• [TASK REQUIREMENTS]
**a.** Decide whether each of the following statements agrees with the article on the Big Food Group's finances, answering yes or no and quoting the deciding words of the article: (i) The group is selling 31 properties to Axa for 129m. (ii) The total debt burden on 29 March was 504m. (iii) At one point BFG shares reached a high of 106p.
**b.** Carry on the article about the Big Food Group's finances from its final sentence.

• [EXTRACTED TEXT]
··········

The group is selling 31 of its properties - all but three of which are stores - to French insurer Axa for 129m in order to lease them back.


The resolution of the sale and leaseback deal is the first evidence of external confidence in the company's future for a long time

Schroder Salomon Smith Barney
The deal will cost it 2.3m a year, the amount by which leasing charges outweigh the savings on interest and depreciation.

It is also planning to raise 150m by issuing new bonds at high rates of interest, while its banks have decided to extend its loan facility by 300m.

The total debt burden on 29 March was 404m, down 100m on the year before.

Off the hook

Analysts saw the move as a sign that Iceland, long considered an also-ran because of its liabilities and poor recent performance, might be pulling itself around.

It also reduced the risk of a rights issue - a process whereby a company asks existing stockholders for more money in exchange for fresh shares.

The response was a healthy boost to the Big Food Group's share price.

By 1100 GMT BFG shares were at 101p - up 15 pence, or 17.4%, on the day, although at one point they had reached a high of 106p.

The rising stock price is a welcome break from a year in which the shares have dropped from almost 200p in August, to a five-year low of 76p last Thursday.

The recovery started the following day, as Fidelity Investments disclosed that it had raised its stake in the Big Food Group twice in less than a week.

··········

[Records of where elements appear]
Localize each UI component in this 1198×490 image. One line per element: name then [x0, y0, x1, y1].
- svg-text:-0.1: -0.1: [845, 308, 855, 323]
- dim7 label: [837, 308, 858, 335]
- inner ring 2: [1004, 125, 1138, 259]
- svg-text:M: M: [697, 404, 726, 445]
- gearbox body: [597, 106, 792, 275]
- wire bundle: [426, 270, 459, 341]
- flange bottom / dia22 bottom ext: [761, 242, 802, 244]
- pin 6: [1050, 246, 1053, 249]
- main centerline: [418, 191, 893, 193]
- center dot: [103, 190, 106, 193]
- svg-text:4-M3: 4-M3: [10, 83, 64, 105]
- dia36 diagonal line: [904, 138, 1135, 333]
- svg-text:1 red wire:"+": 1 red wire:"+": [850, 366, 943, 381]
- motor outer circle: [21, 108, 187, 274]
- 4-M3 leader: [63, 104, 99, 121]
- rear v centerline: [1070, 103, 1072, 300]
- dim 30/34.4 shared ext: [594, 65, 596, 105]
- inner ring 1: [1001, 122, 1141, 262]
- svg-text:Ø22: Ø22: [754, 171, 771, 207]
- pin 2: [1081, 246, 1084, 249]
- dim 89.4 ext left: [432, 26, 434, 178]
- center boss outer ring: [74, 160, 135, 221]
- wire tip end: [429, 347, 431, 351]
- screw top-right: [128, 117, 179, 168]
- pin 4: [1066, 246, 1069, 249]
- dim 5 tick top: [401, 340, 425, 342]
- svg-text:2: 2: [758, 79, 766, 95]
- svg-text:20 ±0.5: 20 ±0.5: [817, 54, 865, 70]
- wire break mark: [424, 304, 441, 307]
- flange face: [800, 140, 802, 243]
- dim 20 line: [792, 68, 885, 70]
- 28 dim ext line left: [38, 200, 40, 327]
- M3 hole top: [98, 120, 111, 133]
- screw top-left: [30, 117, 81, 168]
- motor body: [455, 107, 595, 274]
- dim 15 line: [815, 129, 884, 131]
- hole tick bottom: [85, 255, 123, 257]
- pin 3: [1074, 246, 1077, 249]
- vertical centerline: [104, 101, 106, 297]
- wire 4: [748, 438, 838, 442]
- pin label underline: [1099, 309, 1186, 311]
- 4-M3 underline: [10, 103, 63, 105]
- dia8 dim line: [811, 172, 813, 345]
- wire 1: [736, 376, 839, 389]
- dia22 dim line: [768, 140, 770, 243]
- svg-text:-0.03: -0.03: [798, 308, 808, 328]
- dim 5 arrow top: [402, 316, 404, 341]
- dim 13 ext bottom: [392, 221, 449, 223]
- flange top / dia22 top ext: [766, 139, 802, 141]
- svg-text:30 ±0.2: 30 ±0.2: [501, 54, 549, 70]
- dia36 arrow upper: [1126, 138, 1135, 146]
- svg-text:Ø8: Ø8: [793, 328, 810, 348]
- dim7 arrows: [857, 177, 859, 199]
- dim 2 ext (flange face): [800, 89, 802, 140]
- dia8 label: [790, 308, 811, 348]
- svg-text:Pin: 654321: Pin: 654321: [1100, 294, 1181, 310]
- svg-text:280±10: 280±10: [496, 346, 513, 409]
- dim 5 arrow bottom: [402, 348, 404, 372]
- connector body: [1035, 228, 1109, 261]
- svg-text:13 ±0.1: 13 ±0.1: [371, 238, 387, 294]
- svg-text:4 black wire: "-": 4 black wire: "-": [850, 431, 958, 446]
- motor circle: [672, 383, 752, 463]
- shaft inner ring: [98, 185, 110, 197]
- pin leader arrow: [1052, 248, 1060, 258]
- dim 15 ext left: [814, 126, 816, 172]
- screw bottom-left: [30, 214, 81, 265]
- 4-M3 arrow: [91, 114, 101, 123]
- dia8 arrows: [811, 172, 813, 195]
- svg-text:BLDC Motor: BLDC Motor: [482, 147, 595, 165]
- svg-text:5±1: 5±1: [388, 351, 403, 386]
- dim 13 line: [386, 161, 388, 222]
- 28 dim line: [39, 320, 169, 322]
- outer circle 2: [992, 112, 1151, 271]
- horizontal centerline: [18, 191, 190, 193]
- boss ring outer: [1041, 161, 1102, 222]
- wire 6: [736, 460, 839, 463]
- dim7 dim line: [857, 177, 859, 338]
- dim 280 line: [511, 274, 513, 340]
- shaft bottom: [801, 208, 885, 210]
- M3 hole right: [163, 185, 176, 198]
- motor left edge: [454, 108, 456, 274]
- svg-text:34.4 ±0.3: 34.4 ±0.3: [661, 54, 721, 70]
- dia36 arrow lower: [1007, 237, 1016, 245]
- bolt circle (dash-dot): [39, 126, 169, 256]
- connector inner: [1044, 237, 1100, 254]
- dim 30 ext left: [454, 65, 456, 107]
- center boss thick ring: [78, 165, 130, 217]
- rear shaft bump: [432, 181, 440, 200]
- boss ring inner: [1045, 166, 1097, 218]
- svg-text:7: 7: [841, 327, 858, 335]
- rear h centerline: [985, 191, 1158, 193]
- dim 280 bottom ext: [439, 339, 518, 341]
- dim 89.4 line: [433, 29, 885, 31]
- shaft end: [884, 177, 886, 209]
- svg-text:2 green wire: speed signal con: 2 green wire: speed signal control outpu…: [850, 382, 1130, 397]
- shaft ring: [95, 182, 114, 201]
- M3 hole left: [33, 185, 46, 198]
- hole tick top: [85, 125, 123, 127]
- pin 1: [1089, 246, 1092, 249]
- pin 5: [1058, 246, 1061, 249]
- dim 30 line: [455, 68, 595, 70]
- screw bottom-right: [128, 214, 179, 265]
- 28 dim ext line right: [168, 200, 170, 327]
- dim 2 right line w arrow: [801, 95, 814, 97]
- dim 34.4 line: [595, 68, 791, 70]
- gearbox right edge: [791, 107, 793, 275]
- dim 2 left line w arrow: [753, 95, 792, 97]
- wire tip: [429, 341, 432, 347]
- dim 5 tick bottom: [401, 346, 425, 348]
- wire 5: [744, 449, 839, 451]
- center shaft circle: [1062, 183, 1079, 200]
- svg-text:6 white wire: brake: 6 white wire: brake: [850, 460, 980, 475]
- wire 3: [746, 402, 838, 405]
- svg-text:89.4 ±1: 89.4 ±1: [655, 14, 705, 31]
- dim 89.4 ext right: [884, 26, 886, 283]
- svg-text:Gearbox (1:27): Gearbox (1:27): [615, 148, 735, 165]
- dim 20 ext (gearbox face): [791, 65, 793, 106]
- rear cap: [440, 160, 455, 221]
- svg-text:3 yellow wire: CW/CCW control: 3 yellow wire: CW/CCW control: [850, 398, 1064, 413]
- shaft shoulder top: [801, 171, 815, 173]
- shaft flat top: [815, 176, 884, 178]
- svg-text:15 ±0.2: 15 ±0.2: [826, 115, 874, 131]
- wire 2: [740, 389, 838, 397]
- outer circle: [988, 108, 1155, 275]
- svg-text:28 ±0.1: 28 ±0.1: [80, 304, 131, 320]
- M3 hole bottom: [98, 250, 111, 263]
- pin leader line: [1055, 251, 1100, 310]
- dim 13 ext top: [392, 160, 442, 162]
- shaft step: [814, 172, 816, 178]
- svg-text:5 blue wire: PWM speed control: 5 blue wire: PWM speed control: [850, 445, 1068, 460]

··········

• [RESPONSES]
**a.**
(i) Yes: "The group is selling 31 of its properties - all but three of which are stores - to French insurer Axa for 129m"
(ii) No: "The total debt burden on 29 March was 404m, down 100m on the year before."
(iii) Yes: "although at one point they had reached a high of 106p"

**b.**
Crawling towards improvement

The news, which calmed rumours that the sale-and-leaseback deal was on the point of collapse, was accompanied by a trading update showing the group's sales had grown 2.2% in the six weeks to 10 May, after a 0.3% fall in the four weeks before that.

For the Iceland stores alone the rise was 0.1% following a 4% decline.

Brokers were broadly supportive.

"The refinancing structure is now virtually in place, current trading suggests the poor performance may have bottomed out and the continuing reduction in net debt is pleasing," said Schroder Salomon Smith Barney in a note to clients.

"The resolution of the sale and leaseback deal is the first evidence of external confidence in the company's future for a long time."

But Investec analyst Kate Calvert remained worried about the long-term strength - or otherwise - of the Iceland brand.

"Sales growth, while positive, is far from acceptable," she said.

"There is an issue over how much it has cost to achieve this sales growth as Iceland has been promoting aggressively."